## start Records for this exercise

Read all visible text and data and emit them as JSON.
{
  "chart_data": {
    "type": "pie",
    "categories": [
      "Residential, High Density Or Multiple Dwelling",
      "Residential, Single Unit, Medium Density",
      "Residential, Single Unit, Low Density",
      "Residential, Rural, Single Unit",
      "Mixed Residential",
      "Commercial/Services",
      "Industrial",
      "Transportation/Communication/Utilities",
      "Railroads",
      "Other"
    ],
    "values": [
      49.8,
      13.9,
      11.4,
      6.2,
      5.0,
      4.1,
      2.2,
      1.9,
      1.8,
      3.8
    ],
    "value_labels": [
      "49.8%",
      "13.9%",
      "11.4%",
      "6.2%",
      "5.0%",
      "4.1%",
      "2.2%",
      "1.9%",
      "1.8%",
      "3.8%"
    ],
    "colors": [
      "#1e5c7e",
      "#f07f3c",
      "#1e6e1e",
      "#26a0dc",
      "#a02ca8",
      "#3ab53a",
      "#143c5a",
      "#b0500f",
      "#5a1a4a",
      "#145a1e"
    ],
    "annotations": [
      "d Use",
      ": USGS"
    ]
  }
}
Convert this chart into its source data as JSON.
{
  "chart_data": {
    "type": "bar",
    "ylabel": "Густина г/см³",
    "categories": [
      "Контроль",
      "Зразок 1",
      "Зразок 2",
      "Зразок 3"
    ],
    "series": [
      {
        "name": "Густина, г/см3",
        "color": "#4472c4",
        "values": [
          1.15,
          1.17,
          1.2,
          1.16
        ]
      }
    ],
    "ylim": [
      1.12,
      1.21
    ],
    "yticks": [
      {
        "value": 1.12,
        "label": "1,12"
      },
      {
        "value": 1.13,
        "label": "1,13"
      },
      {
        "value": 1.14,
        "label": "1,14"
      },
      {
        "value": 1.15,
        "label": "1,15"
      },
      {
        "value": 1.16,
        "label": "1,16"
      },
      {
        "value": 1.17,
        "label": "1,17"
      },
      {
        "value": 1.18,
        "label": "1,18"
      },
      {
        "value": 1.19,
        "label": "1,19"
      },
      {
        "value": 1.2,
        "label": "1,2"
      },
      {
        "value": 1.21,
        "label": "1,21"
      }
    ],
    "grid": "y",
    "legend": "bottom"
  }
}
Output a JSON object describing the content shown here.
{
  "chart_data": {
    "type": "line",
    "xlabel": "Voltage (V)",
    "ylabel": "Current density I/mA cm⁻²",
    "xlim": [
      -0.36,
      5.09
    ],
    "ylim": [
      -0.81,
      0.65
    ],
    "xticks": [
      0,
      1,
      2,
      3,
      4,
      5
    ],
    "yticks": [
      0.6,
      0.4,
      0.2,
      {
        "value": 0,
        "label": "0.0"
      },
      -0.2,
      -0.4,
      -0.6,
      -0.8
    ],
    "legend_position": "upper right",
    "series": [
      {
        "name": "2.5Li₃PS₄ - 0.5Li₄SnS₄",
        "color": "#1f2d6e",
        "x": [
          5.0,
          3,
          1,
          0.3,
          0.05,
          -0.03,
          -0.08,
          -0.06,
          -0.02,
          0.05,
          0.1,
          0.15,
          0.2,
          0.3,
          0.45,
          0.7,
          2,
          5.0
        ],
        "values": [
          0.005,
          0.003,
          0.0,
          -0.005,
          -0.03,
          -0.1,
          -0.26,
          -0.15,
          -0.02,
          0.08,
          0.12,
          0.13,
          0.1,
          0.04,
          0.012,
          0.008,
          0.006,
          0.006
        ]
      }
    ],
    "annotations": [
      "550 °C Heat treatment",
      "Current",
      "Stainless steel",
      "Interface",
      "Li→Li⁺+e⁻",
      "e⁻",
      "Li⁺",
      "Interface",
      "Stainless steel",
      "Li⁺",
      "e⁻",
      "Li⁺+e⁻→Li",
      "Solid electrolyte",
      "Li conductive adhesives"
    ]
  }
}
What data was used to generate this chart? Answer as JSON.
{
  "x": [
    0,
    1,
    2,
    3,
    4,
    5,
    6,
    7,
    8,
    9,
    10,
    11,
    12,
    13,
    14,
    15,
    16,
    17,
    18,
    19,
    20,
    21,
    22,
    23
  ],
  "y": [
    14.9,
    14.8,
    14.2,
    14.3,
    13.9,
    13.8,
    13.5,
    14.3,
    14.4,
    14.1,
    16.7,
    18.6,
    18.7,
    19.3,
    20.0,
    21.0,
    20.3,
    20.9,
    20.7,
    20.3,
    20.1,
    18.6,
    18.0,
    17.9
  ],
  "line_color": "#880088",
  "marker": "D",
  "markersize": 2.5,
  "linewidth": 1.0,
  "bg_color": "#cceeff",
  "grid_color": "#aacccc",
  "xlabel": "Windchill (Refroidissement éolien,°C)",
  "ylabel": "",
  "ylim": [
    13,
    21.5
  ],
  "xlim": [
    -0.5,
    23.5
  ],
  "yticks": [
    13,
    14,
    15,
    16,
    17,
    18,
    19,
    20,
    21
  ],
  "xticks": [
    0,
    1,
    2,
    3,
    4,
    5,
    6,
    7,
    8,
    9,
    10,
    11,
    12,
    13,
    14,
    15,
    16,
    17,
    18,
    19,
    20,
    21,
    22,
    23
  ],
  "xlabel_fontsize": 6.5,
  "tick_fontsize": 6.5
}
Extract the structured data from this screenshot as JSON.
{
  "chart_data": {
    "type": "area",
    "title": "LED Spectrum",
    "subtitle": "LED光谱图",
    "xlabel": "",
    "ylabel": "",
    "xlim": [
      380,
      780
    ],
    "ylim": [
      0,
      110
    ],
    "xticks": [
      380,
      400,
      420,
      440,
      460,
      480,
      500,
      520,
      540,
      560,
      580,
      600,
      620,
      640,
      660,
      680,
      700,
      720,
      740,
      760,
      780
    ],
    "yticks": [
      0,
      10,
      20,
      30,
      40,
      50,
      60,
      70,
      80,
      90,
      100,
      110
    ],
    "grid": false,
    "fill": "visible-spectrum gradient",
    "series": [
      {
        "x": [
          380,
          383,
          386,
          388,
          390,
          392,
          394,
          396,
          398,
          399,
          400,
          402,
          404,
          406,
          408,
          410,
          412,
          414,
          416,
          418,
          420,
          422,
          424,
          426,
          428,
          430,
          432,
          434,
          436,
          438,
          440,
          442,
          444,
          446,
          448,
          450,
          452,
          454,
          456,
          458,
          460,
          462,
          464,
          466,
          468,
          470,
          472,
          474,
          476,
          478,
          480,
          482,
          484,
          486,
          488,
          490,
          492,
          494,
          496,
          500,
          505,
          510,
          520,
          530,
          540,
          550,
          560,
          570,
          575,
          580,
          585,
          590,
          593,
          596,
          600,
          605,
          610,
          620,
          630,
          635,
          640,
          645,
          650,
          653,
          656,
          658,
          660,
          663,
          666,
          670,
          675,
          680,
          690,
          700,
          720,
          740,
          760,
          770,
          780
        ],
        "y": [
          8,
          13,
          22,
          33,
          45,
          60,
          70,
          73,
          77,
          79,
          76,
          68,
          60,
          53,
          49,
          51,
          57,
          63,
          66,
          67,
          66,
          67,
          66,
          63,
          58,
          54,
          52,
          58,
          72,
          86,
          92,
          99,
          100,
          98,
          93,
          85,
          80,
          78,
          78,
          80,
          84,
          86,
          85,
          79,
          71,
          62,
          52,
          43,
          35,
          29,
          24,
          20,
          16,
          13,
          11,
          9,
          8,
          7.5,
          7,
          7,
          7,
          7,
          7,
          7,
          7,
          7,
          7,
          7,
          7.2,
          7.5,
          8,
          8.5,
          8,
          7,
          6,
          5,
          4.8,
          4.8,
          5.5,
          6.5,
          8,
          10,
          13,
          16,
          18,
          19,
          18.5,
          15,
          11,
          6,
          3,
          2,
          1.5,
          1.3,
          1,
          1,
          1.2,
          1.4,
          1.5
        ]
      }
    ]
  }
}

## end Records for this exercise

◆ What you have to do: Print the listing above in full, exactly as it is.

◆ Task result:
Read all visible text and data and emit them as JSON.
{
  "chart_data": {
    "type": "pie",
    "categories": [
      "Residential, High Density Or Multiple Dwelling",
      "Residential, Single Unit, Medium Density",
      "Residential, Single Unit, Low Density",
      "Residential, Rural, Single Unit",
      "Mixed Residential",
      "Commercial/Services",
      "Industrial",
      "Transportation/Communication/Utilities",
      "Railroads",
      "Other"
    ],
    "values": [
      49.8,
      13.9,
      11.4,
      6.2,
      5.0,
      4.1,
      2.2,
      1.9,
      1.8,
      3.8
    ],
    "value_labels": [
      "49.8%",
      "13.9%",
      "11.4%",
      "6.2%",
      "5.0%",
      "4.1%",
      "2.2%",
      "1.9%",
      "1.8%",
      "3.8%"
    ],
    "colors": [
      "#1e5c7e",
      "#f07f3c",
      "#1e6e1e",
      "#26a0dc",
      "#a02ca8",
      "#3ab53a",
      "#143c5a",
      "#b0500f",
      "#5a1a4a",
      "#145a1e"
    ],
    "annotations": [
      "d Use",
      ": USGS"
    ]
  }
}
Convert this chart into its source data as JSON.
{
  "chart_data": {
    "type": "bar",
    "ylabel": "Густина г/см³",
    "categories": [
      "Контроль",
      "Зразок 1",
      "Зразок 2",
      "Зразок 3"
    ],
    "series": [
      {
        "name": "Густина, г/см3",
        "color": "#4472c4",
        "values": [
          1.15,
          1.17,
          1.2,
          1.16
        ]
      }
    ],
    "ylim": [
      1.12,
      1.21
    ],
    "yticks": [
      {
        "value": 1.12,
        "label": "1,12"
      },
      {
        "value": 1.13,
        "label": "1,13"
      },
      {
        "value": 1.14,
        "label": "1,14"
      },
      {
        "value": 1.15,
        "label": "1,15"
      },
      {
        "value": 1.16,
        "label": "1,16"
      },
      {
        "value": 1.17,
        "label": "1,17"
      },
      {
        "value": 1.18,
        "label": "1,18"
      },
      {
        "value": 1.19,
        "label": "1,19"
      },
      {
        "value": 1.2,
        "label": "1,2"
      },
      {
        "value": 1.21,
        "label": "1,21"
      }
    ],
    "grid": "y",
    "legend": "bottom"
  }
}
Output a JSON object describing the content shown here.
{
  "chart_data": {
    "type": "line",
    "xlabel": "Voltage (V)",
    "ylabel": "Current density I/mA cm⁻²",
    "xlim": [
      -0.36,
      5.09
    ],
    "ylim": [
      -0.81,
      0.65
    ],
    "xticks": [
      0,
      1,
      2,
      3,
      4,
      5
    ],
    "yticks": [
      0.6,
      0.4,
      0.2,
      {
        "value": 0,
        "label": "0.0"
      },
      -0.2,
      -0.4,
      -0.6,
      -0.8
    ],
    "legend_position": "upper right",
    "series": [
      {
        "name": "2.5Li₃PS₄ - 0.5Li₄SnS₄",
        "color": "#1f2d6e",
        "x": [
          5.0,
          3,
          1,
          0.3,
          0.05,
          -0.03,
          -0.08,
          -0.06,
          -0.02,
          0.05,
          0.1,
          0.15,
          0.2,
          0.3,
          0.45,
          0.7,
          2,
          5.0
        ],
        "values": [
          0.005,
          0.003,
          0.0,
          -0.005,
          -0.03,
          -0.1,
          -0.26,
          -0.15,
          -0.02,
          0.08,
          0.12,
          0.13,
          0.1,
          0.04,
          0.012,
          0.008,
          0.006,
          0.006
        ]
      }
    ],
    "annotations": [
      "550 °C Heat treatment",
      "Current",
      "Stainless steel",
      "Interface",
      "Li→Li⁺+e⁻",
      "e⁻",
      "Li⁺",
      "Interface",
      "Stainless steel",
      "Li⁺",
      "e⁻",
      "Li⁺+e⁻→Li",
      "Solid electrolyte",
      "Li conductive adhesives"
    ]
  }
}
What data was used to generate this chart? Answer as JSON.
{
  "x": [
    0,
    1,
    2,
    3,
    4,
    5,
    6,
    7,
    8,
    9,
    10,
    11,
    12,
    13,
    14,
    15,
    16,
    17,
    18,
    19,
    20,
    21,
    22,
    23
  ],
  "y": [
    14.9,
    14.8,
    14.2,
    14.3,
    13.9,
    13.8,
    13.5,
    14.3,
    14.4,
    14.1,
    16.7,
    18.6,
    18.7,
    19.3,
    20.0,
    21.0,
    20.3,
    20.9,
    20.7,
    20.3,
    20.1,
    18.6,
    18.0,
    17.9
  ],
  "line_color": "#880088",
  "marker": "D",
  "markersize": 2.5,
  "linewidth": 1.0,
  "bg_color": "#cceeff",
  "grid_color": "#aacccc",
  "xlabel": "Windchill (Refroidissement éolien,°C)",
  "ylabel": "",
  "ylim": [
    13,
    21.5
  ],
  "xlim": [
    -0.5,
    23.5
  ],
  "yticks": [
    13,
    14,
    15,
    16,
    17,
    18,
    19,
    20,
    21
  ],
  "xticks": [
    0,
    1,
    2,
    3,
    4,
    5,
    6,
    7,
    8,
    9,
    10,
    11,
    12,
    13,
    14,
    15,
    16,
    17,
    18,
    19,
    20,
    21,
    22,
    23
  ],
  "xlabel_fontsize": 6.5,
  "tick_fontsize": 6.5
}
Extract the structured data from this screenshot as JSON.
{
  "chart_data": {
    "type": "area",
    "title": "LED Spectrum",
    "subtitle": "LED光谱图",
    "xlabel": "",
    "ylabel": "",
    "xlim": [
      380,
      780
    ],
    "ylim": [
      0,
      110
    ],
    "xticks": [
      380,
      400,
      420,
      440,
      460,
      480,
      500,
      520,
      540,
      560,
      580,
      600,
      620,
      640,
      660,
      680,
      700,
      720,
      740,
      760,
      780
    ],
    "yticks": [
      0,
      10,
      20,
      30,
      40,
      50,
      60,
      70,
      80,
      90,
      100,
      110
    ],
    "grid": false,
    "fill": "visible-spectrum gradient",
    "series": [
      {
        "x": [
          380,
          383,
          386,
          388,
          390,
          392,
          394,
          396,
          398,
          399,
          400,
          402,
          404,
          406,
          408,
          410,
          412,
          414,
          416,
          418,
          420,
          422,
          424,
          426,
          428,
          430,
          432,
          434,
          436,
          438,
          440,
          442,
          444,
          446,
          448,
          450,
          452,
          454,
          456,
          458,
          460,
          462,
          464,
          466,
          468,
          470,
          472,
          474,
          476,
          478,
          480,
          482,
          484,
          486,
          488,
          490,
          492,
          494,
          496,
          500,
          505,
          510,
          520,
          530,
          540,
          550,
          560,
          570,
          575,
          580,
          585,
          590,
          593,
          596,
          600,
          605,
          610,
          620,
          630,
          635,
          640,
          645,
          650,
          653,
          656,
          658,
          660,
          663,
          666,
          670,
          675,
          680,
          690,
          700,
          720,
          740,
          760,
          770,
          780
        ],
        "y": [
          8,
          13,
          22,
          33,
          45,
          60,
          70,
          73,
          77,
          79,
          76,
          68,
          60,
          53,
          49,
          51,
          57,
          63,
          66,
          67,
          66,
          67,
          66,
          63,
          58,
          54,
          52,
          58,
          72,
          86,
          92,
          99,
          100,
          98,
          93,
          85,
          80,
          78,
          78,
          80,
          84,
          86,
          85,
          79,
          71,
          62,
          52,
          43,
          35,
          29,
          24,
          20,
          16,
          13,
          11,
          9,
          8,
          7.5,
          7,
          7,
          7,
          7,
          7,
          7,
          7,
          7,
          7,
          7,
          7.2,
          7.5,
          8,
          8.5,
          8,
          7,
          6,
          5,
          4.8,
          4.8,
          5.5,
          6.5,
          8,
          10,
          13,
          16,
          18,
          19,
          18.5,
          15,
          11,
          6,
          3,
          2,
          1.5,
          1.3,
          1,
          1,
          1.2,
          1.4,
          1.5
        ]
      }
    ]
  }
}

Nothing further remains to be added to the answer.